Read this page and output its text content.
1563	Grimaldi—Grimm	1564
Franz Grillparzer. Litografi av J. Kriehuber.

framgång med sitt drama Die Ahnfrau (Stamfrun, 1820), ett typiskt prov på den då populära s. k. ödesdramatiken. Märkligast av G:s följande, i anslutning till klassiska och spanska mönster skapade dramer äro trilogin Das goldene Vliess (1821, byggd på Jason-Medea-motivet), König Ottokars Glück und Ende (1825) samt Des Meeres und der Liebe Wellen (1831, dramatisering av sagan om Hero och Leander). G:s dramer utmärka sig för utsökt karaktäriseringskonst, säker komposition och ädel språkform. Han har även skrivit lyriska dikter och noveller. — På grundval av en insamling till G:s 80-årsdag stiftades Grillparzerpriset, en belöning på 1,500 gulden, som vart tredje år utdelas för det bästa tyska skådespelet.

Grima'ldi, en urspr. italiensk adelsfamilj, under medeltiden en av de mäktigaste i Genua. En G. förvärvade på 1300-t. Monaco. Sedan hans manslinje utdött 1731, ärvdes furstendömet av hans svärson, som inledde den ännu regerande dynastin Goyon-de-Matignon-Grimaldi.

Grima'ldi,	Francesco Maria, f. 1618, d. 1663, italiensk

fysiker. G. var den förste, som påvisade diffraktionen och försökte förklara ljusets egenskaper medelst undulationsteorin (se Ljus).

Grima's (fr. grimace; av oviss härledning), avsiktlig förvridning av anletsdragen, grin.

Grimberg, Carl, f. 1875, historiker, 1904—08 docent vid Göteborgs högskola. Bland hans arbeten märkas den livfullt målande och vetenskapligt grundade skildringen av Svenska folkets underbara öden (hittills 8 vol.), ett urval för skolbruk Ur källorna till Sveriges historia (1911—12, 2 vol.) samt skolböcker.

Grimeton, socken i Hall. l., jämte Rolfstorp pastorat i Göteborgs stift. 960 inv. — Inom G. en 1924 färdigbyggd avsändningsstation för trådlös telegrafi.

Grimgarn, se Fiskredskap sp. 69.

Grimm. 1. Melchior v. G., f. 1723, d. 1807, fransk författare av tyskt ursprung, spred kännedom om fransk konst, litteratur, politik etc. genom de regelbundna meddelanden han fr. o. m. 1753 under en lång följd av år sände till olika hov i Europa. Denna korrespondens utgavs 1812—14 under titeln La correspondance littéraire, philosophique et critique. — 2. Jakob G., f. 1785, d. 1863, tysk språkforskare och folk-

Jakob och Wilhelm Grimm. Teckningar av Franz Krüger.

#####

Exercise aim
Write the entries out again verbatim, every one of them.

Task answer
Read this page and output its text content.
1563	Grimaldi—Grimm	1564
Franz Grillparzer. Litografi av J. Kriehuber.

framgång med sitt drama Die Ahnfrau (Stamfrun, 1820), ett typiskt prov på den då populära s. k. ödesdramatiken. Märkligast av G:s följande, i anslutning till klassiska och spanska mönster skapade dramer äro trilogin Das goldene Vliess (1821, byggd på Jason-Medea-motivet), König Ottokars Glück und Ende (1825) samt Des Meeres und der Liebe Wellen (1831, dramatisering av sagan om Hero och Leander). G:s dramer utmärka sig för utsökt karaktäriseringskonst, säker komposition och ädel språkform. Han har även skrivit lyriska dikter och noveller. — På grundval av en insamling till G:s 80-årsdag stiftades Grillparzerpriset, en belöning på 1,500 gulden, som vart tredje år utdelas för det bästa tyska skådespelet.

Grima'ldi, en urspr. italiensk adelsfamilj, under medeltiden en av de mäktigaste i Genua. En G. förvärvade på 1300-t. Monaco. Sedan hans manslinje utdött 1731, ärvdes furstendömet av hans svärson, som inledde den ännu regerande dynastin Goyon-de-Matignon-Grimaldi.

Grima'ldi,	Francesco Maria, f. 1618, d. 1663, italiensk

fysiker. G. var den förste, som påvisade diffraktionen och försökte förklara ljusets egenskaper medelst undulationsteorin (se Ljus).

Grima's (fr. grimace; av oviss härledning), avsiktlig förvridning av anletsdragen, grin.

Grimberg, Carl, f. 1875, historiker, 1904—08 docent vid Göteborgs högskola. Bland hans arbeten märkas den livfullt målande och vetenskapligt grundade skildringen av Svenska folkets underbara öden (hittills 8 vol.), ett urval för skolbruk Ur källorna till Sveriges historia (1911—12, 2 vol.) samt skolböcker.

Grimeton, socken i Hall. l., jämte Rolfstorp pastorat i Göteborgs stift. 960 inv. — Inom G. en 1924 färdigbyggd avsändningsstation för trådlös telegrafi.

Grimgarn, se Fiskredskap sp. 69.

Grimm. 1. Melchior v. G., f. 1723, d. 1807, fransk författare av tyskt ursprung, spred kännedom om fransk konst, litteratur, politik etc. genom de regelbundna meddelanden han fr. o. m. 1753 under en lång följd av år sände till olika hov i Europa. Denna korrespondens utgavs 1812—14 under titeln La correspondance littéraire, philosophique et critique. — 2. Jakob G., f. 1785, d. 1863, tysk språkforskare och folk-

Jakob och Wilhelm Grimm. Teckningar av Franz Krüger.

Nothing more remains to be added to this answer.